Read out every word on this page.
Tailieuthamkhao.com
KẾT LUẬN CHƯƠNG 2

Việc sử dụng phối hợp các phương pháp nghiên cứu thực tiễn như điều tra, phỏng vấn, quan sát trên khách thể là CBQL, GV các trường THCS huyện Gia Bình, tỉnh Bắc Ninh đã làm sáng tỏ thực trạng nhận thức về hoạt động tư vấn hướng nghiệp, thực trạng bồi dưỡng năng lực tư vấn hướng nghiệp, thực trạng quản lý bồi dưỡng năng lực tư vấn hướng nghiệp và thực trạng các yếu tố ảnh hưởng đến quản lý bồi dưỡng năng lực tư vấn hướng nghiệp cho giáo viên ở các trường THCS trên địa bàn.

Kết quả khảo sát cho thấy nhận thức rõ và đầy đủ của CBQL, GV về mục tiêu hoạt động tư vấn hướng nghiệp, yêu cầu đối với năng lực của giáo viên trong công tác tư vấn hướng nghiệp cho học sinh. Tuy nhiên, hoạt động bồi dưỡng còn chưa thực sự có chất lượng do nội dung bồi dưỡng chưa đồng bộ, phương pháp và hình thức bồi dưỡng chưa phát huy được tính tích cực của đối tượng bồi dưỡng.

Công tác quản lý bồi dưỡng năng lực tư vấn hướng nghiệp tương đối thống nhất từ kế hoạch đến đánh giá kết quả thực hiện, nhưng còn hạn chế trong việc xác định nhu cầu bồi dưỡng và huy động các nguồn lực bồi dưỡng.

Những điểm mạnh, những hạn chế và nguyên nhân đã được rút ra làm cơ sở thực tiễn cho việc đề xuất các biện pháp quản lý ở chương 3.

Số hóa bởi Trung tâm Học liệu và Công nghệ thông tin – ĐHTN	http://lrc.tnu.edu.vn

____

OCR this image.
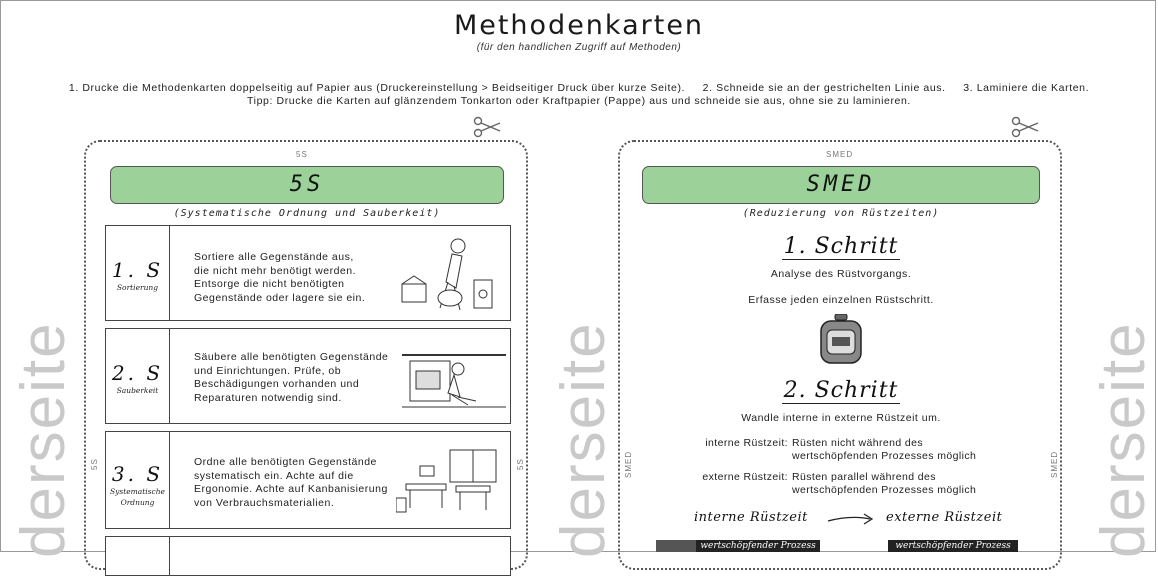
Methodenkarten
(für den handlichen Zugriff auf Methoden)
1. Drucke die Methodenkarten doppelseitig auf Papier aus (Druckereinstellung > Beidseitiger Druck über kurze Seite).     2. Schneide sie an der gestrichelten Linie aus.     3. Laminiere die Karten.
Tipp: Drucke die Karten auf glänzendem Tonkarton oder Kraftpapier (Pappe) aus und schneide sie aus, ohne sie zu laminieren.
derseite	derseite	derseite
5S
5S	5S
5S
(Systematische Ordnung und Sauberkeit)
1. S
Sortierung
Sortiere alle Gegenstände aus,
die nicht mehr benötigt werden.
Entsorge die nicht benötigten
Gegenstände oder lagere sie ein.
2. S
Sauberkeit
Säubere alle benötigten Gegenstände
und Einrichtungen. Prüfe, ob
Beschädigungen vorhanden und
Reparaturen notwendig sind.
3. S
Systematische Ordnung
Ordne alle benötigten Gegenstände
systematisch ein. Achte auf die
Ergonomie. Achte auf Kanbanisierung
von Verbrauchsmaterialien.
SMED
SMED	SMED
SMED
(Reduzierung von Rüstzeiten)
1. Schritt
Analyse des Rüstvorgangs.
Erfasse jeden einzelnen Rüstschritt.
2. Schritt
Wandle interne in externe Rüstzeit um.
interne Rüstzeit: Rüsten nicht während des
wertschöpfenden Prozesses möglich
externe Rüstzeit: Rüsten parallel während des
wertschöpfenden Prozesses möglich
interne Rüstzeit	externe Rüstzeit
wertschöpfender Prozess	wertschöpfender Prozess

____

Problem
Copy each line holding the word "năng" from the listing above.

Correct response
Việc sử dụng phối hợp các phương pháp nghiên cứu thực tiễn như điều tra, phỏng vấn, quan sát trên khách thể là CBQL, GV các trường THCS huyện Gia Bình, tỉnh Bắc Ninh đã làm sáng tỏ thực trạng nhận thức về hoạt động tư vấn hướng nghiệp, thực trạng bồi dưỡng năng lực tư vấn hướng nghiệp, thực trạng quản lý bồi dưỡng năng lực tư vấn hướng nghiệp và thực trạng các yếu tố ảnh hưởng đến quản lý bồi dưỡng năng lực tư vấn hướng nghiệp cho giáo viên ở các trường THCS trên địa bàn.
Kết quả khảo sát cho thấy nhận thức rõ và đầy đủ của CBQL, GV về mục tiêu hoạt động tư vấn hướng nghiệp, yêu cầu đối với năng lực của giáo viên trong công tác tư vấn hướng nghiệp cho học sinh. Tuy nhiên, hoạt động bồi dưỡng còn chưa thực sự có chất lượng do nội dung bồi dưỡng chưa đồng bộ, phương pháp và hình thức bồi dưỡng chưa phát huy được tính tích cực của đối tượng bồi dưỡng.
Công tác quản lý bồi dưỡng năng lực tư vấn hướng nghiệp tương đối thống nhất từ kế hoạch đến đánh giá kết quả thực hiện, nhưng còn hạn chế trong việc xác định nhu cầu bồi dưỡng và huy động các nguồn lực bồi dưỡng.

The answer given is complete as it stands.